# [GOAL]
Below are the records; collect from them each line containing the string "JSON".

# [DATA FOR THIS TASK]
:::::
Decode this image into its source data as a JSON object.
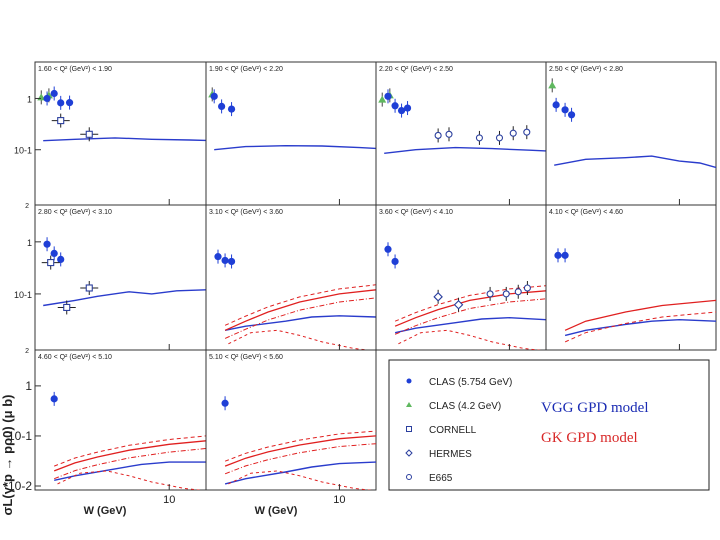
{
  "figure": {
    "y_axis_label": "σL(γ*p → pρ0) (μ b)",
    "y_axis_ticks": [
      "1",
      "10-1",
      "10-2"
    ],
    "x_axis_title": "W (GeV)",
    "x_axis_tick": "10",
    "edge_tick": "2"
  },
  "panels": [
    {
      "label": "1.60 < Q² (GeV²) < 1.90",
      "points": {
        "clas": [
          [
            2.1,
            1.0
          ],
          [
            2.3,
            1.25
          ],
          [
            2.5,
            0.82
          ],
          [
            2.8,
            0.83
          ]
        ],
        "clas42": [
          [
            1.95,
            1.05
          ],
          [
            2.15,
            1.15
          ]
        ],
        "cornell": [
          [
            2.5,
            0.37
          ],
          [
            3.6,
            0.2
          ]
        ],
        "hermes": [],
        "e665": []
      }
    },
    {
      "label": "1.90 < Q² (GeV²) < 2.20",
      "points": {
        "clas": [
          [
            2.0,
            1.1
          ],
          [
            2.2,
            0.7
          ],
          [
            2.5,
            0.62
          ]
        ],
        "clas42": [
          [
            1.95,
            1.2
          ]
        ],
        "cornell": [],
        "hermes": [],
        "e665": []
      }
    },
    {
      "label": "2.20 < Q² (GeV²) < 2.50",
      "points": {
        "clas": [
          [
            2.1,
            1.1
          ],
          [
            2.3,
            0.72
          ],
          [
            2.5,
            0.58
          ],
          [
            2.7,
            0.65
          ]
        ],
        "clas42": [
          [
            1.95,
            0.95
          ],
          [
            2.15,
            1.15
          ]
        ],
        "cornell": [],
        "hermes": [],
        "e665": [
          [
            4.0,
            0.19
          ],
          [
            4.6,
            0.2
          ],
          [
            6.8,
            0.17
          ],
          [
            8.8,
            0.17
          ],
          [
            10.5,
            0.21
          ],
          [
            12.5,
            0.22
          ]
        ]
      }
    },
    {
      "label": "2.50 < Q² (GeV²) < 2.80",
      "points": {
        "clas": [
          [
            2.05,
            0.75
          ],
          [
            2.3,
            0.6
          ],
          [
            2.5,
            0.48
          ]
        ],
        "clas42": [
          [
            1.95,
            1.8
          ]
        ],
        "cornell": [],
        "hermes": [],
        "e665": []
      }
    },
    {
      "label": "2.80 < Q² (GeV²) < 3.10",
      "points": {
        "clas": [
          [
            2.1,
            0.9
          ],
          [
            2.3,
            0.6
          ],
          [
            2.5,
            0.46
          ]
        ],
        "clas42": [],
        "cornell": [
          [
            2.2,
            0.4
          ],
          [
            2.7,
            0.055
          ],
          [
            3.6,
            0.13
          ]
        ],
        "hermes": [],
        "e665": []
      }
    },
    {
      "label": "3.10 < Q² (GeV²) < 3.60",
      "points": {
        "clas": [
          [
            2.1,
            0.52
          ],
          [
            2.3,
            0.44
          ],
          [
            2.5,
            0.42
          ]
        ],
        "clas42": [],
        "cornell": [],
        "hermes": [],
        "e665": []
      }
    },
    {
      "label": "3.60 < Q² (GeV²) < 4.10",
      "points": {
        "clas": [
          [
            2.1,
            0.72
          ],
          [
            2.3,
            0.42
          ]
        ],
        "clas42": [],
        "cornell": [],
        "hermes": [
          [
            4.0,
            0.088
          ],
          [
            5.2,
            0.062
          ]
        ],
        "e665": [
          [
            7.8,
            0.1
          ],
          [
            9.6,
            0.1
          ],
          [
            11.2,
            0.11
          ],
          [
            12.6,
            0.13
          ]
        ]
      }
    },
    {
      "label": "4.10 < Q² (GeV²) < 4.60",
      "points": {
        "clas": [
          [
            2.1,
            0.55
          ],
          [
            2.3,
            0.55
          ]
        ],
        "clas42": [],
        "cornell": [],
        "hermes": [],
        "e665": []
      }
    },
    {
      "label": "4.60 < Q² (GeV²) < 5.10",
      "points": {
        "clas": [
          [
            2.3,
            0.55
          ]
        ],
        "clas42": [],
        "cornell": [],
        "hermes": [],
        "e665": []
      }
    },
    {
      "label": "5.10 < Q² (GeV²) < 5.60",
      "points": {
        "clas": [
          [
            2.3,
            0.45
          ]
        ],
        "clas42": [],
        "cornell": [],
        "hermes": [],
        "e665": []
      }
    }
  ],
  "legend": {
    "items": [
      {
        "key": "clas",
        "label": "CLAS (5.754 GeV)"
      },
      {
        "key": "clas42",
        "label": "CLAS (4.2 GeV)"
      },
      {
        "key": "cornell",
        "label": "CORNELL"
      },
      {
        "key": "hermes",
        "label": "HERMES"
      },
      {
        "key": "e665",
        "label": "E665"
      }
    ],
    "vgg_label": "VGG GPD model",
    "gk_label": "GK GPD model"
  },
  "colors": {
    "clas": "#1f3fd6",
    "clas42": "#5fb85f",
    "open": "#2b3f9e",
    "vgg": "#2a3ccc",
    "gk": "#e02020"
  },
  "chart_data": {
    "type": "scatter",
    "title": "",
    "xlabel": "W (GeV)",
    "ylabel": "σL(γ*p → pρ0) (μ b)",
    "x_scale": "log",
    "y_scale": "log",
    "xlim": [
      1.8,
      16
    ],
    "ylim": [
      0.01,
      3
    ],
    "series": [
      {
        "name": "CLAS (5.754 GeV)",
        "marker": "filled-circle"
      },
      {
        "name": "CLAS (4.2 GeV)",
        "marker": "filled-triangle"
      },
      {
        "name": "CORNELL",
        "marker": "open-square"
      },
      {
        "name": "HERMES",
        "marker": "open-diamond"
      },
      {
        "name": "E665",
        "marker": "open-circle"
      }
    ],
    "models": [
      {
        "name": "VGG GPD model",
        "color": "blue",
        "curves": [
          [
            [
              2.0,
              0.15
            ],
            [
              3,
              0.16
            ],
            [
              5,
              0.17
            ],
            [
              8,
              0.16
            ],
            [
              13,
              0.155
            ],
            [
              16,
              0.152
            ]
          ],
          [
            [
              2.0,
              0.1
            ],
            [
              3,
              0.115
            ],
            [
              5,
              0.12
            ],
            [
              8,
              0.118
            ],
            [
              13,
              0.11
            ],
            [
              16,
              0.106
            ]
          ],
          [
            [
              2.0,
              0.085
            ],
            [
              3,
              0.1
            ],
            [
              5,
              0.11
            ],
            [
              8,
              0.105
            ],
            [
              13,
              0.098
            ],
            [
              16,
              0.095
            ]
          ],
          [
            [
              2.0,
              0.05
            ],
            [
              3,
              0.065
            ],
            [
              5,
              0.07
            ],
            [
              7,
              0.075
            ],
            [
              10,
              0.06
            ],
            [
              13,
              0.055
            ],
            [
              16,
              0.045
            ]
          ],
          [
            [
              2.0,
              0.06
            ],
            [
              3,
              0.075
            ],
            [
              4,
              0.09
            ],
            [
              6,
              0.11
            ],
            [
              8,
              0.1
            ],
            [
              11,
              0.115
            ],
            [
              16,
              0.12
            ]
          ],
          [
            [
              2.3,
              0.02
            ],
            [
              3,
              0.024
            ],
            [
              5,
              0.03
            ],
            [
              7,
              0.036
            ],
            [
              10,
              0.038
            ],
            [
              16,
              0.036
            ]
          ],
          [
            [
              2.3,
              0.018
            ],
            [
              3,
              0.022
            ],
            [
              5,
              0.028
            ],
            [
              7,
              0.033
            ],
            [
              10,
              0.035
            ],
            [
              16,
              0.032
            ]
          ],
          [
            [
              2.3,
              0.016
            ],
            [
              3,
              0.02
            ],
            [
              5,
              0.026
            ],
            [
              7,
              0.03
            ],
            [
              10,
              0.032
            ],
            [
              16,
              0.03
            ]
          ],
          [
            [
              2.3,
              0.013
            ],
            [
              3,
              0.016
            ],
            [
              5,
              0.022
            ],
            [
              7,
              0.027
            ],
            [
              10,
              0.03
            ],
            [
              16,
              0.03
            ]
          ],
          [
            [
              2.3,
              0.011
            ],
            [
              3,
              0.014
            ],
            [
              5,
              0.019
            ],
            [
              7,
              0.024
            ],
            [
              10,
              0.028
            ],
            [
              16,
              0.03
            ]
          ]
        ]
      },
      {
        "name": "GK GPD model",
        "color": "red",
        "curves": [
          [
            [
              2.3,
              0.02
            ],
            [
              3,
              0.03
            ],
            [
              4,
              0.045
            ],
            [
              6,
              0.07
            ],
            [
              10,
              0.1
            ],
            [
              16,
              0.12
            ]
          ],
          [
            [
              2.3,
              0.024
            ],
            [
              3,
              0.035
            ],
            [
              4,
              0.05
            ],
            [
              6,
              0.075
            ],
            [
              10,
              0.1
            ],
            [
              16,
              0.115
            ]
          ],
          [
            [
              2.3,
              0.028
            ],
            [
              3,
              0.038
            ],
            [
              4,
              0.05
            ],
            [
              6,
              0.07
            ],
            [
              10,
              0.09
            ],
            [
              16,
              0.1
            ]
          ],
          [
            [
              2.3,
              0.02
            ],
            [
              3,
              0.029
            ],
            [
              4,
              0.038
            ],
            [
              6,
              0.052
            ],
            [
              10,
              0.068
            ],
            [
              16,
              0.08
            ]
          ],
          [
            [
              2.3,
              0.025
            ],
            [
              3,
              0.036
            ],
            [
              4,
              0.048
            ],
            [
              6,
              0.066
            ],
            [
              10,
              0.088
            ],
            [
              16,
              0.1
            ]
          ],
          [
            [
              2.3,
              0.02
            ],
            [
              3,
              0.03
            ],
            [
              4,
              0.04
            ],
            [
              6,
              0.056
            ],
            [
              10,
              0.072
            ],
            [
              16,
              0.082
            ]
          ],
          [
            [
              2.3,
              0.022
            ],
            [
              3,
              0.033
            ],
            [
              4,
              0.045
            ],
            [
              6,
              0.062
            ],
            [
              10,
              0.082
            ],
            [
              16,
              0.095
            ]
          ],
          [
            [
              2.3,
              0.018
            ],
            [
              3,
              0.028
            ],
            [
              4,
              0.038
            ],
            [
              6,
              0.054
            ],
            [
              10,
              0.07
            ],
            [
              16,
              0.08
            ]
          ]
        ]
      }
    ]
  }
}
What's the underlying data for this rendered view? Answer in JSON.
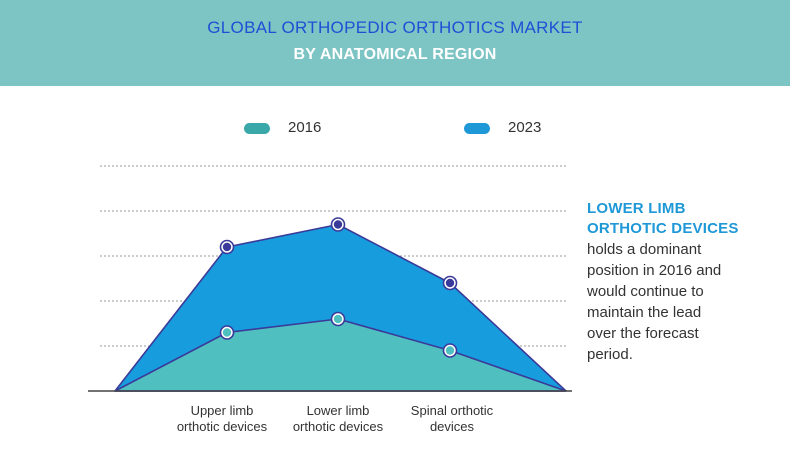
:::::
# [EXERCISE RESULT]
Decode this image into its source data as a JSON object.
What's the underlying data for this rendered view? Answer in JSON.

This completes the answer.